Select the lines of the records containing the word "Discounts" and list them.
Top of Recorded information
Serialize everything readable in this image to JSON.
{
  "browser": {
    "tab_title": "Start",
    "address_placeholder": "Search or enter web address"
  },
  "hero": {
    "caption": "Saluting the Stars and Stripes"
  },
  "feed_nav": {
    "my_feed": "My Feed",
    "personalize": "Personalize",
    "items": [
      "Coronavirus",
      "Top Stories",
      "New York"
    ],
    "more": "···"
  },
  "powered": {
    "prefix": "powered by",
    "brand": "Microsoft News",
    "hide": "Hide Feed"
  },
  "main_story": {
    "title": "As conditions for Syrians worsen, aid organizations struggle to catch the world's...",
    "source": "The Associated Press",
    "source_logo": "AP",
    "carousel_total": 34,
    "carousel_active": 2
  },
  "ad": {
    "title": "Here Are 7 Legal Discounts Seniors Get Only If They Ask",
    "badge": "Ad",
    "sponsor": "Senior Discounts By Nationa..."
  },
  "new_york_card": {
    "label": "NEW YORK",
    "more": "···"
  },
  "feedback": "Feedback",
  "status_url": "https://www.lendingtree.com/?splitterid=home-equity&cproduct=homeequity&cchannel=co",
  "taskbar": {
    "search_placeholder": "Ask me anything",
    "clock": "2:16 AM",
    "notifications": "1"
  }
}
Bottom of Recorded information
[Task answer]
    "title": "Here Are 7 Legal Discounts Seniors Get Only If They Ask",
    "sponsor": "Senior Discounts By Nationa..."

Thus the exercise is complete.